Objective: Check the listing below for lines that hold "name". How many are there? Please give only the number.

Data shown:
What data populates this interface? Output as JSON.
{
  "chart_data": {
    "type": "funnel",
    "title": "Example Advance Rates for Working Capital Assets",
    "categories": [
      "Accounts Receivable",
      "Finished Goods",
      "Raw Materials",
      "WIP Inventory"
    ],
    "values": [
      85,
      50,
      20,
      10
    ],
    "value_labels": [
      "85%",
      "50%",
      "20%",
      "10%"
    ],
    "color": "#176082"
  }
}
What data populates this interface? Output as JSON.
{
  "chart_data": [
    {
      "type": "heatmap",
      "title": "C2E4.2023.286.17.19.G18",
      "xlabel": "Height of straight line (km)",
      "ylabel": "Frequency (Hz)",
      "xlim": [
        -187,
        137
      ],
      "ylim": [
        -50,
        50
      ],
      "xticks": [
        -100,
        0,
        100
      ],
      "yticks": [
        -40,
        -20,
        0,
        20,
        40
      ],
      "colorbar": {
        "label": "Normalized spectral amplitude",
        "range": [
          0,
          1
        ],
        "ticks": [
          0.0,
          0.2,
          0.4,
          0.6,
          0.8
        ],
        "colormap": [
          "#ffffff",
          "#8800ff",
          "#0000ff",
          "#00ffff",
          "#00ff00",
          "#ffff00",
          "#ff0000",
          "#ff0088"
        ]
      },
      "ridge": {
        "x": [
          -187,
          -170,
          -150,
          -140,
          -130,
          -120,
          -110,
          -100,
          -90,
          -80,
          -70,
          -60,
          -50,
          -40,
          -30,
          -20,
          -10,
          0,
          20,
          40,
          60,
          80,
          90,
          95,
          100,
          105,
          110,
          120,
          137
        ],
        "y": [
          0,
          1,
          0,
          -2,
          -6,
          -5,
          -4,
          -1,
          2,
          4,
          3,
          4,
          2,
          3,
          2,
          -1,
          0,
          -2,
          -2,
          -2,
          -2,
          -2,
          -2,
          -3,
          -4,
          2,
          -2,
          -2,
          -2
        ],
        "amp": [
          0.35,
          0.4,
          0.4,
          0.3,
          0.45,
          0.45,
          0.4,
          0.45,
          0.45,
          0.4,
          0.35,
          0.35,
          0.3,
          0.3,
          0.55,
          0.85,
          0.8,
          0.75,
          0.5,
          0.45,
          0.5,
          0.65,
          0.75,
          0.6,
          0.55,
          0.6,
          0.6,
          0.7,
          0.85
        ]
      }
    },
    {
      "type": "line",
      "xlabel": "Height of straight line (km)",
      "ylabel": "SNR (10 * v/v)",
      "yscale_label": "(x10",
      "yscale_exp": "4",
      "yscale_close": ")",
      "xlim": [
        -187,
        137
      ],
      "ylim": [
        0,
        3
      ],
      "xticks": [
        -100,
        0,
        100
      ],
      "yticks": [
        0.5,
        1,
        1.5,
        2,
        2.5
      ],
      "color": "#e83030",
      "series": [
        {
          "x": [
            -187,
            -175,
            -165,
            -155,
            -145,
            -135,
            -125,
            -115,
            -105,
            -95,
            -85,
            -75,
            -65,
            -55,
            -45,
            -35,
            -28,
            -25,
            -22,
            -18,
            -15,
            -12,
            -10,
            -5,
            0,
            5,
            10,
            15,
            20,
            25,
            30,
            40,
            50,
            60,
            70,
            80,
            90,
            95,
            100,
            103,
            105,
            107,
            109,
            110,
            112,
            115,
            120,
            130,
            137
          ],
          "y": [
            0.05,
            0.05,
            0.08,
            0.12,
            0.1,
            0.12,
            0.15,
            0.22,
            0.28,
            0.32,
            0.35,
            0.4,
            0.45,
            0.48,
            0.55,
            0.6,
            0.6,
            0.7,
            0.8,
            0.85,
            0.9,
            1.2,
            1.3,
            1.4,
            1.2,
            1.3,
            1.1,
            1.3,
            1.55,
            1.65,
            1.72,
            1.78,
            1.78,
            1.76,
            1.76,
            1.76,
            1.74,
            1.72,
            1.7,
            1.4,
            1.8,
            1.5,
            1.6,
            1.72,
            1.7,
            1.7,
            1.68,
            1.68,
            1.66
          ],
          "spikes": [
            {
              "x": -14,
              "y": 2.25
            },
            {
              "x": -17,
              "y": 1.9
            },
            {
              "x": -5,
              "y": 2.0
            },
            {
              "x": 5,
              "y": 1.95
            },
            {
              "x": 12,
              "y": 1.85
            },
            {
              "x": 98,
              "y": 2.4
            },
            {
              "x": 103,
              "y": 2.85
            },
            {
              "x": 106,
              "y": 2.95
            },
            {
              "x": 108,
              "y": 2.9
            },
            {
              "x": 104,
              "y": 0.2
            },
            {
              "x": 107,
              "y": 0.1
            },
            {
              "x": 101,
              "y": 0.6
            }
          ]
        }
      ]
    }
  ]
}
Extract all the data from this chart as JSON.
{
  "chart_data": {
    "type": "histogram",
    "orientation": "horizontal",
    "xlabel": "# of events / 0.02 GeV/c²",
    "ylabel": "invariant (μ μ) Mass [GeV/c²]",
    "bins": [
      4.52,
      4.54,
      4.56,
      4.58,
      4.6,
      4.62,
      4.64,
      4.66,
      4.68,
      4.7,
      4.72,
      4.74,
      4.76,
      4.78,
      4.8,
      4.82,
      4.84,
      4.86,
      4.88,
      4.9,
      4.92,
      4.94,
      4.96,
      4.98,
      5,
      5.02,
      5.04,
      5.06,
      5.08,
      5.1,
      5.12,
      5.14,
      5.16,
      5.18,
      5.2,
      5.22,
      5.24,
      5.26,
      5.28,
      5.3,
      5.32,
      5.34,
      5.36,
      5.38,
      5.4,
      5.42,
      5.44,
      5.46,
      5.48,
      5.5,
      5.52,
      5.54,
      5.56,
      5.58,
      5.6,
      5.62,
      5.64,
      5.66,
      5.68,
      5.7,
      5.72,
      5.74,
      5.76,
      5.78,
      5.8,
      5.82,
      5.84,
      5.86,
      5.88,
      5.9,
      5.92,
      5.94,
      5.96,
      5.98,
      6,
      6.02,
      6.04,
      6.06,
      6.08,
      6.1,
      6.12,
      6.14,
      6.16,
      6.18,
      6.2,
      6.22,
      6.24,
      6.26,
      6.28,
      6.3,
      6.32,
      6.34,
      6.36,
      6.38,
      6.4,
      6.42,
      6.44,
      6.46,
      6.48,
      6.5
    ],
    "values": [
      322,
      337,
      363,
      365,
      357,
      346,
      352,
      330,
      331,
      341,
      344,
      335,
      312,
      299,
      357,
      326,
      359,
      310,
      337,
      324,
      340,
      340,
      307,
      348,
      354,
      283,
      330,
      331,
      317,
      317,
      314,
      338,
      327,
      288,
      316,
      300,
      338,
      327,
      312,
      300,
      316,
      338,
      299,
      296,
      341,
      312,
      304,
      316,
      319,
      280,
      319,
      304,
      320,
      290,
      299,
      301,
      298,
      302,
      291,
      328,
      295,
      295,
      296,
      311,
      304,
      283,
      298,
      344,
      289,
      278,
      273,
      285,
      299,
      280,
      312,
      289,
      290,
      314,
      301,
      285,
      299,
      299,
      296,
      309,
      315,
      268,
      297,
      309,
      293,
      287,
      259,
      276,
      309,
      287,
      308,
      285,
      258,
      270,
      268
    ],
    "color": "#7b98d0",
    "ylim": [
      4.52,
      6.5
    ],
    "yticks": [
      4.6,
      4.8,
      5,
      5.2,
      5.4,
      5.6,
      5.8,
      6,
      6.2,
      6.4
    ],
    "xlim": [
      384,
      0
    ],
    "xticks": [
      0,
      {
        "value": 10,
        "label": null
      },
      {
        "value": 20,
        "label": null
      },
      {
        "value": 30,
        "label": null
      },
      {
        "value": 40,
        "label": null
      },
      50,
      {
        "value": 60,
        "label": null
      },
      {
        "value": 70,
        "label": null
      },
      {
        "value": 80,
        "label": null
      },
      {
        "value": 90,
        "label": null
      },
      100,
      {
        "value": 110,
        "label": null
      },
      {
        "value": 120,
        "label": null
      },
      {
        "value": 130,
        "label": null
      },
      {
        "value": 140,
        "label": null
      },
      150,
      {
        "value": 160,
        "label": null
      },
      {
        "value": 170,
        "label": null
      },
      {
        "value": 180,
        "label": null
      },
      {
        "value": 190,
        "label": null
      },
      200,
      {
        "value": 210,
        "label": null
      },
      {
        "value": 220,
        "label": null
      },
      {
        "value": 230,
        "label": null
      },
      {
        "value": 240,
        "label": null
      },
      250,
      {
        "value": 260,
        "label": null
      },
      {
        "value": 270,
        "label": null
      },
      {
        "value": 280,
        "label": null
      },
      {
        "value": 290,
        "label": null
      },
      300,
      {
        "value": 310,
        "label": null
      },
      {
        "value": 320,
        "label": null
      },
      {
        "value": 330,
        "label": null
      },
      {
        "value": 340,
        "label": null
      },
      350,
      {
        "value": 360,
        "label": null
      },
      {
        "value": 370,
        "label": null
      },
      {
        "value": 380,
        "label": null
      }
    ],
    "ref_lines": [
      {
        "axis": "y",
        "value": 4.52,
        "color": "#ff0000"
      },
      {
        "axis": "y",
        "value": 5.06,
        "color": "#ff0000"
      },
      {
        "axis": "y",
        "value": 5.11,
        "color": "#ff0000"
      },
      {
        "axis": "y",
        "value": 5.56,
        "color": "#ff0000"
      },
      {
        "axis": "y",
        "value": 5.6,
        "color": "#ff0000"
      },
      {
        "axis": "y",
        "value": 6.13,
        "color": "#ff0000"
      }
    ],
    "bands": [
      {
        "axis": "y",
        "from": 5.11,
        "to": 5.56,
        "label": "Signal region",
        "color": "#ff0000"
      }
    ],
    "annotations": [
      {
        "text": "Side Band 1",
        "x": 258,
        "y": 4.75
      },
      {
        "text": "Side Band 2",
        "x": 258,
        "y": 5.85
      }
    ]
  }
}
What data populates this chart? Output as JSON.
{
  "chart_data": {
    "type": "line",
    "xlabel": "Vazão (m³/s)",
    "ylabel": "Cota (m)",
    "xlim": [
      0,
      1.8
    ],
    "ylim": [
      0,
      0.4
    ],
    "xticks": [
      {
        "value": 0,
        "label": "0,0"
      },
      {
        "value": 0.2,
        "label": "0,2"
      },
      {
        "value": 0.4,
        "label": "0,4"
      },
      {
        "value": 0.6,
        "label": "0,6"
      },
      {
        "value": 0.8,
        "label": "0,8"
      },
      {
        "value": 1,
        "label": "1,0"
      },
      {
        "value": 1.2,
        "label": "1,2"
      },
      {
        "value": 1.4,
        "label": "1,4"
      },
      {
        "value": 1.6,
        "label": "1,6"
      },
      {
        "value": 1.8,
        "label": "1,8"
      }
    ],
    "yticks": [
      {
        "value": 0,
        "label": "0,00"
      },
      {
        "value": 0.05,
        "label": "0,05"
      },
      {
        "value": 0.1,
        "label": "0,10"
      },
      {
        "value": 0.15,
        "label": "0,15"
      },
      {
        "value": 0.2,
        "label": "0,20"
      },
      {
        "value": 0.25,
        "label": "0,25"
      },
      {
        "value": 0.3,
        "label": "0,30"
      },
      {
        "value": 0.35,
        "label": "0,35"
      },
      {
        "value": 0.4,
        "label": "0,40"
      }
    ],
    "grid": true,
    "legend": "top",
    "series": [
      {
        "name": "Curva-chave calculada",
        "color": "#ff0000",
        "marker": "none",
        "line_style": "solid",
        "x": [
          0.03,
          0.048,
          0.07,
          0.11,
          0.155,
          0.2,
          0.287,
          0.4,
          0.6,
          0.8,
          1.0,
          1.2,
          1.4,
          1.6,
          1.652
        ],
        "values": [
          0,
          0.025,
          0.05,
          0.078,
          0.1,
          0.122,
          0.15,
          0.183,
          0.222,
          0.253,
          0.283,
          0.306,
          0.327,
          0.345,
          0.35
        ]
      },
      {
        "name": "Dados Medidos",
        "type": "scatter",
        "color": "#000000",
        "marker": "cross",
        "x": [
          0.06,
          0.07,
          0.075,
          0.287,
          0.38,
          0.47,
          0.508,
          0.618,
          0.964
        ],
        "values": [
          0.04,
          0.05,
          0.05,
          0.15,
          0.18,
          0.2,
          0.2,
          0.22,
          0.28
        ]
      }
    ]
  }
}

Exercise answer: 2